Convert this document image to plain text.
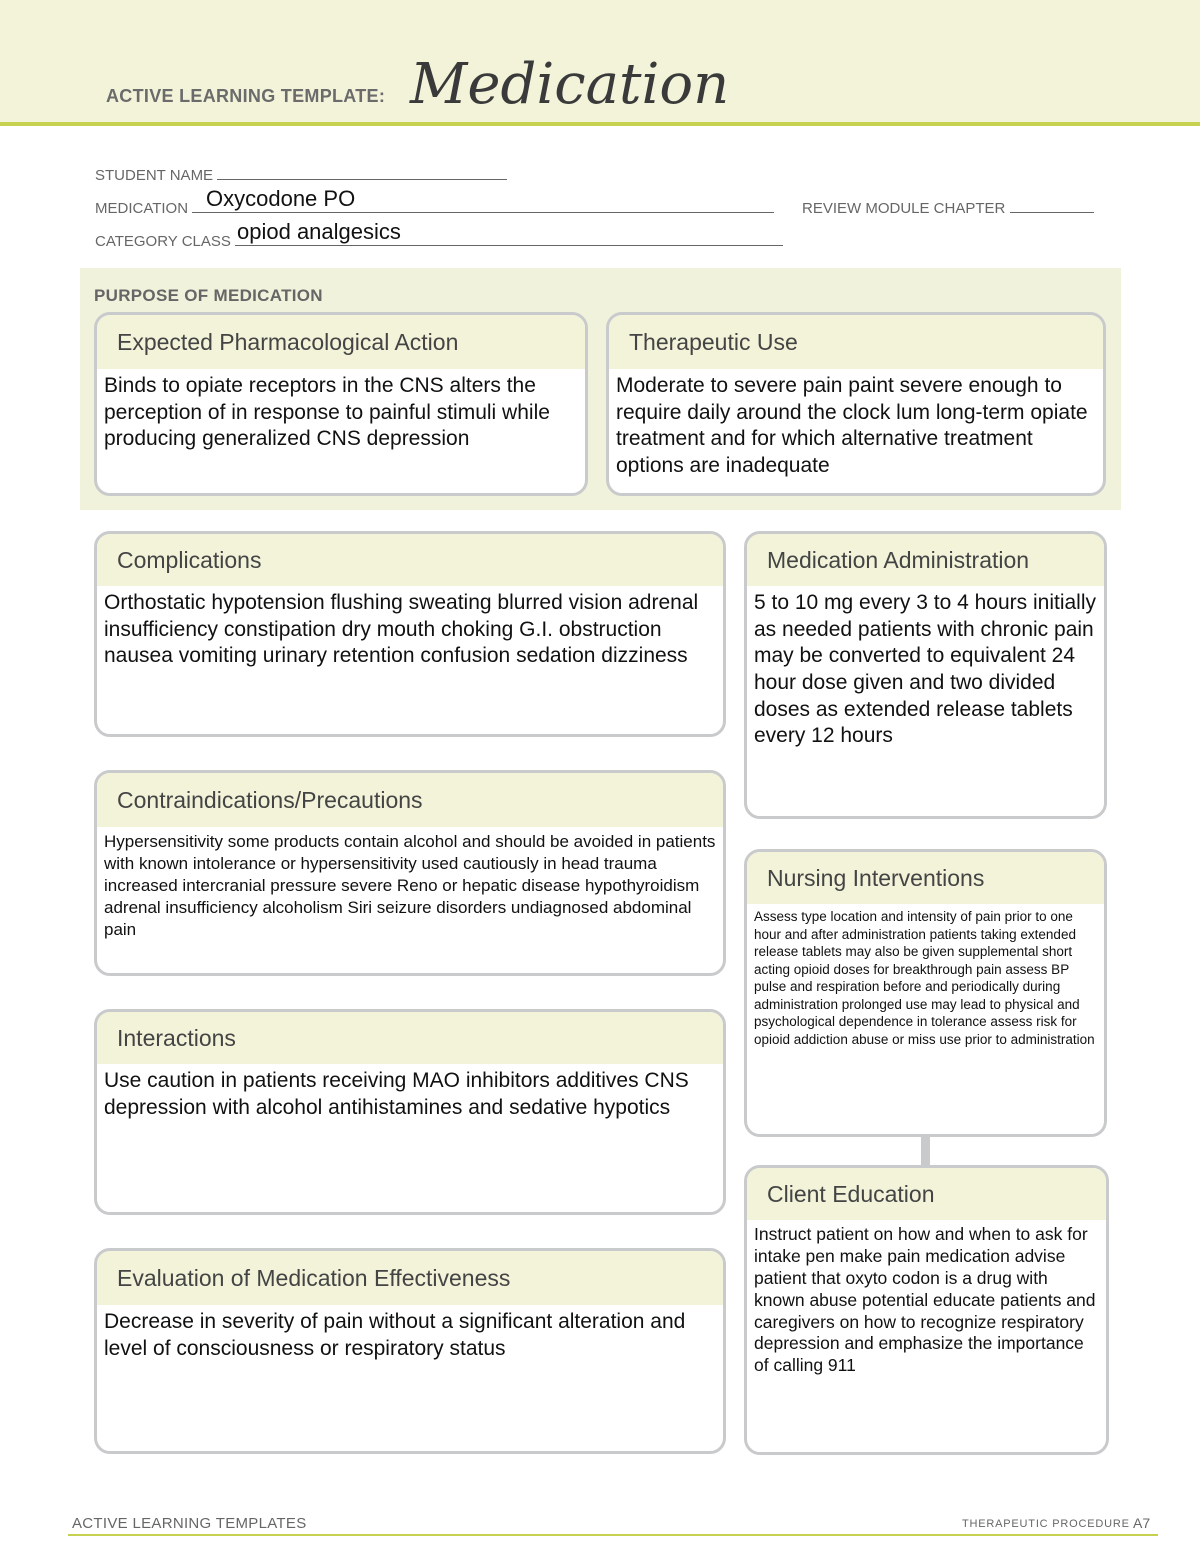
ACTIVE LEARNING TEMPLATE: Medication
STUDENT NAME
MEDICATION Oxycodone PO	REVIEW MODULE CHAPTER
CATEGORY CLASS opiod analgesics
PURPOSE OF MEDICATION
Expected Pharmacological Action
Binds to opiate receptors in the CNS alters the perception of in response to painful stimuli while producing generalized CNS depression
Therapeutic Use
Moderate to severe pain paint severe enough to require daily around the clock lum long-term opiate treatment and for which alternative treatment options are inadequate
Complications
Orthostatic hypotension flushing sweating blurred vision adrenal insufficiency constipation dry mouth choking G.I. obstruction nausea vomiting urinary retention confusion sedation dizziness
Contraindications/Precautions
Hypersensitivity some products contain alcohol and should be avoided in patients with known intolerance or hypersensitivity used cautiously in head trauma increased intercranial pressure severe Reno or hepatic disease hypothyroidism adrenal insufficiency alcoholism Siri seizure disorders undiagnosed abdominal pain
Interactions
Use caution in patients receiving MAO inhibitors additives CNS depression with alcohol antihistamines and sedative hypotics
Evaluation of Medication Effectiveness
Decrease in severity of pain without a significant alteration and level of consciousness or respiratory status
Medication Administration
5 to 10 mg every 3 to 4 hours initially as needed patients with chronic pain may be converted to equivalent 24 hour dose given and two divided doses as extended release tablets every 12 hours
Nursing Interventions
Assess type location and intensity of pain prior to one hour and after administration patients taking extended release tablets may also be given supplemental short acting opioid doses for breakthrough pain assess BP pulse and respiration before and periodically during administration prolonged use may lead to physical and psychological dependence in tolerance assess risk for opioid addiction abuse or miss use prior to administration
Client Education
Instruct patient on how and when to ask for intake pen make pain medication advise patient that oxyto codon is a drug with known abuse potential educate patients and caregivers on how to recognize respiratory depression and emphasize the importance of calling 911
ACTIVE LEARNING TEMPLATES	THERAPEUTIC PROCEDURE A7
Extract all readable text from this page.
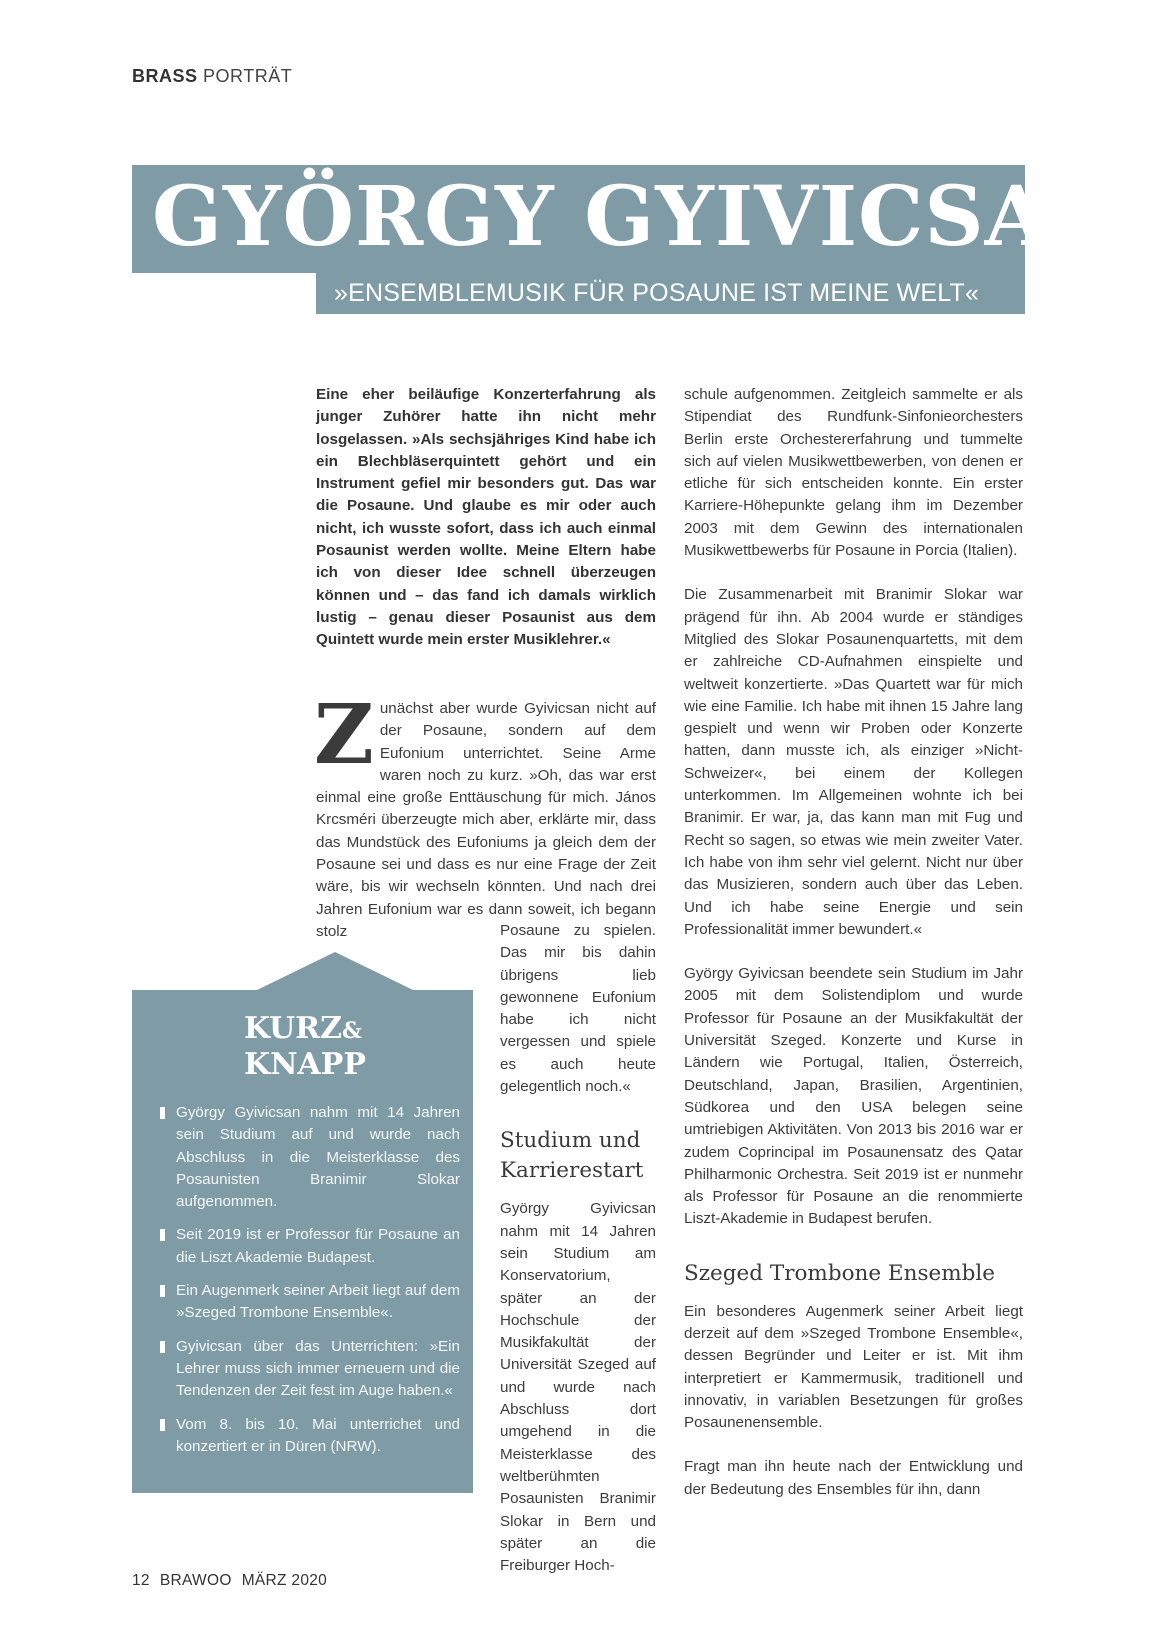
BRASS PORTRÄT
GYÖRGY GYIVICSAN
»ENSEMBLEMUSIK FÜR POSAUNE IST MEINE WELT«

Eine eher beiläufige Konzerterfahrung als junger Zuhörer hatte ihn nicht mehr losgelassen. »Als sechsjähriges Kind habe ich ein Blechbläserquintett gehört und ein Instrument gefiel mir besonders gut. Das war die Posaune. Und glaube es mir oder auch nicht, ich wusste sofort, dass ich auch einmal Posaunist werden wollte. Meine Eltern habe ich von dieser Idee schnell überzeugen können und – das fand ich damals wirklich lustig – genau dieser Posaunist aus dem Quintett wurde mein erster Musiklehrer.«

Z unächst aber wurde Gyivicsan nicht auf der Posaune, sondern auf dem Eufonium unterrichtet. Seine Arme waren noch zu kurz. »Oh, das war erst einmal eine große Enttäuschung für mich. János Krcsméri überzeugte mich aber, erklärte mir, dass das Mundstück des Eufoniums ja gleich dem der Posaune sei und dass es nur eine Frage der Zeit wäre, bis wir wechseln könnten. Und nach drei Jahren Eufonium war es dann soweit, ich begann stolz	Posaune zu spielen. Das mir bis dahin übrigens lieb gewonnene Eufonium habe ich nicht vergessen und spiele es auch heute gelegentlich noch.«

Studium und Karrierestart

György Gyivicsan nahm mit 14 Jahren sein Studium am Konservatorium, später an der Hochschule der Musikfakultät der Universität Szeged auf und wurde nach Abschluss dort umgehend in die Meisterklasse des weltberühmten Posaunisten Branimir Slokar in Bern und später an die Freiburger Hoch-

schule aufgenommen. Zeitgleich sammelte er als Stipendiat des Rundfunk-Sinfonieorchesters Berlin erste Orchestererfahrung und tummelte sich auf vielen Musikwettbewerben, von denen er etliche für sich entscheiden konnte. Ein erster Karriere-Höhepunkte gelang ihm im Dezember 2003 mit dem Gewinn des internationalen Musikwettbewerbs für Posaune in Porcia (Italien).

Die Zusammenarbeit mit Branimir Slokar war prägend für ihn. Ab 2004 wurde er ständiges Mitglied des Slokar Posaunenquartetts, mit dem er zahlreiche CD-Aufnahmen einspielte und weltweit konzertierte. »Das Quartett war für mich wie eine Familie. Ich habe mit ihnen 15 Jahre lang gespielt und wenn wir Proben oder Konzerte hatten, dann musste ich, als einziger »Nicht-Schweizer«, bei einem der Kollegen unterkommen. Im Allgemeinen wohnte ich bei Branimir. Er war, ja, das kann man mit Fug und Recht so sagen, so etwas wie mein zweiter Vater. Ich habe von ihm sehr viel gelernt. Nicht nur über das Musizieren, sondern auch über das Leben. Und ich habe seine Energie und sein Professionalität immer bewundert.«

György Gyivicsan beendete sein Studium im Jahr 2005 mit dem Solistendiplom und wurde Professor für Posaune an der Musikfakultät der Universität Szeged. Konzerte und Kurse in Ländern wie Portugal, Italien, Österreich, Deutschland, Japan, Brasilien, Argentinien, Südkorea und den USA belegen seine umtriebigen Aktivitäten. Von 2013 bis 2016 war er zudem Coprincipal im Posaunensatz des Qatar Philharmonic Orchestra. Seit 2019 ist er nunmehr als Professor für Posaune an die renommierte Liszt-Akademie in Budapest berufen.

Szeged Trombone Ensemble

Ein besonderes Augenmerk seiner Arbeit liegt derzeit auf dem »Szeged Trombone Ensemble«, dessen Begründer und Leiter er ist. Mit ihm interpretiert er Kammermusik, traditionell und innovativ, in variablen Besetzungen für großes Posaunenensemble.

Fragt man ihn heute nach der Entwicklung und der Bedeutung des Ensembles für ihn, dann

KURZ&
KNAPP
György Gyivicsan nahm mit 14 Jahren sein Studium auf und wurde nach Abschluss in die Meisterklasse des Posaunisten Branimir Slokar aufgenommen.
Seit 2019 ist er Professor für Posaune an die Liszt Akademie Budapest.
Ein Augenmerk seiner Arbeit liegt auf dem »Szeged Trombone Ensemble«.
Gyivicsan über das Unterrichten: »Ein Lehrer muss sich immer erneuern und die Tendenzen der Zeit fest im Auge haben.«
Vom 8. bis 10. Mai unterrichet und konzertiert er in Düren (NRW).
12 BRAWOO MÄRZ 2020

+---+

* [Your goal]:
Every record above should be set down exactly, with the pictures left out.

* [Task answer]:
Convert this document image to plain text.
ACTIVE LEARNING TEMPLATE: Medication
STUDENT NAME
MEDICATION Oxycodone PO	REVIEW MODULE CHAPTER
CATEGORY CLASS opiod analgesics
PURPOSE OF MEDICATION
Expected Pharmacological Action
Binds to opiate receptors in the CNS alters the perception of in response to painful stimuli while producing generalized CNS depression
Therapeutic Use
Moderate to severe pain paint severe enough to require daily around the clock lum long-term opiate treatment and for which alternative treatment options are inadequate
Complications
Orthostatic hypotension flushing sweating blurred vision adrenal insufficiency constipation dry mouth choking G.I. obstruction nausea vomiting urinary retention confusion sedation dizziness
Contraindications/Precautions
Hypersensitivity some products contain alcohol and should be avoided in patients with known intolerance or hypersensitivity used cautiously in head trauma increased intercranial pressure severe Reno or hepatic disease hypothyroidism adrenal insufficiency alcoholism Siri seizure disorders undiagnosed abdominal pain
Interactions
Use caution in patients receiving MAO inhibitors additives CNS depression with alcohol antihistamines and sedative hypotics
Evaluation of Medication Effectiveness
Decrease in severity of pain without a significant alteration and level of consciousness or respiratory status
Medication Administration
5 to 10 mg every 3 to 4 hours initially as needed patients with chronic pain may be converted to equivalent 24 hour dose given and two divided doses as extended release tablets every 12 hours
Nursing Interventions
Assess type location and intensity of pain prior to one hour and after administration patients taking extended release tablets may also be given supplemental short acting opioid doses for breakthrough pain assess BP pulse and respiration before and periodically during administration prolonged use may lead to physical and psychological dependence in tolerance assess risk for opioid addiction abuse or miss use prior to administration
Client Education
Instruct patient on how and when to ask for intake pen make pain medication advise patient that oxyto codon is a drug with known abuse potential educate patients and caregivers on how to recognize respiratory depression and emphasize the importance of calling 911
ACTIVE LEARNING TEMPLATES	THERAPEUTIC PROCEDURE A7
Extract all readable text from this page.
BRASS PORTRÄT
GYÖRGY GYIVICSAN
»ENSEMBLEMUSIK FÜR POSAUNE IST MEINE WELT«

Eine eher beiläufige Konzerterfahrung als junger Zuhörer hatte ihn nicht mehr losgelassen. »Als sechsjähriges Kind habe ich ein Blechbläserquintett gehört und ein Instrument gefiel mir besonders gut. Das war die Posaune. Und glaube es mir oder auch nicht, ich wusste sofort, dass ich auch einmal Posaunist werden wollte. Meine Eltern habe ich von dieser Idee schnell überzeugen können und – das fand ich damals wirklich lustig – genau dieser Posaunist aus dem Quintett wurde mein erster Musiklehrer.«

Z unächst aber wurde Gyivicsan nicht auf der Posaune, sondern auf dem Eufonium unterrichtet. Seine Arme waren noch zu kurz. »Oh, das war erst einmal eine große Enttäuschung für mich. János Krcsméri überzeugte mich aber, erklärte mir, dass das Mundstück des Eufoniums ja gleich dem der Posaune sei und dass es nur eine Frage der Zeit wäre, bis wir wechseln könnten. Und nach drei Jahren Eufonium war es dann soweit, ich begann stolz	Posaune zu spielen. Das mir bis dahin übrigens lieb gewonnene Eufonium habe ich nicht vergessen und spiele es auch heute gelegentlich noch.«

Studium und Karrierestart

György Gyivicsan nahm mit 14 Jahren sein Studium am Konservatorium, später an der Hochschule der Musikfakultät der Universität Szeged auf und wurde nach Abschluss dort umgehend in die Meisterklasse des weltberühmten Posaunisten Branimir Slokar in Bern und später an die Freiburger Hoch-

schule aufgenommen. Zeitgleich sammelte er als Stipendiat des Rundfunk-Sinfonieorchesters Berlin erste Orchestererfahrung und tummelte sich auf vielen Musikwettbewerben, von denen er etliche für sich entscheiden konnte. Ein erster Karriere-Höhepunkte gelang ihm im Dezember 2003 mit dem Gewinn des internationalen Musikwettbewerbs für Posaune in Porcia (Italien).

Die Zusammenarbeit mit Branimir Slokar war prägend für ihn. Ab 2004 wurde er ständiges Mitglied des Slokar Posaunenquartetts, mit dem er zahlreiche CD-Aufnahmen einspielte und weltweit konzertierte. »Das Quartett war für mich wie eine Familie. Ich habe mit ihnen 15 Jahre lang gespielt und wenn wir Proben oder Konzerte hatten, dann musste ich, als einziger »Nicht-Schweizer«, bei einem der Kollegen unterkommen. Im Allgemeinen wohnte ich bei Branimir. Er war, ja, das kann man mit Fug und Recht so sagen, so etwas wie mein zweiter Vater. Ich habe von ihm sehr viel gelernt. Nicht nur über das Musizieren, sondern auch über das Leben. Und ich habe seine Energie und sein Professionalität immer bewundert.«

György Gyivicsan beendete sein Studium im Jahr 2005 mit dem Solistendiplom und wurde Professor für Posaune an der Musikfakultät der Universität Szeged. Konzerte und Kurse in Ländern wie Portugal, Italien, Österreich, Deutschland, Japan, Brasilien, Argentinien, Südkorea und den USA belegen seine umtriebigen Aktivitäten. Von 2013 bis 2016 war er zudem Coprincipal im Posaunensatz des Qatar Philharmonic Orchestra. Seit 2019 ist er nunmehr als Professor für Posaune an die renommierte Liszt-Akademie in Budapest berufen.

Szeged Trombone Ensemble

Ein besonderes Augenmerk seiner Arbeit liegt derzeit auf dem »Szeged Trombone Ensemble«, dessen Begründer und Leiter er ist. Mit ihm interpretiert er Kammermusik, traditionell und innovativ, in variablen Besetzungen für großes Posaunenensemble.

Fragt man ihn heute nach der Entwicklung und der Bedeutung des Ensembles für ihn, dann

KURZ&
KNAPP
György Gyivicsan nahm mit 14 Jahren sein Studium auf und wurde nach Abschluss in die Meisterklasse des Posaunisten Branimir Slokar aufgenommen.
Seit 2019 ist er Professor für Posaune an die Liszt Akademie Budapest.
Ein Augenmerk seiner Arbeit liegt auf dem »Szeged Trombone Ensemble«.
Gyivicsan über das Unterrichten: »Ein Lehrer muss sich immer erneuern und die Tendenzen der Zeit fest im Auge haben.«
Vom 8. bis 10. Mai unterrichet und konzertiert er in Düren (NRW).
12 BRAWOO MÄRZ 2020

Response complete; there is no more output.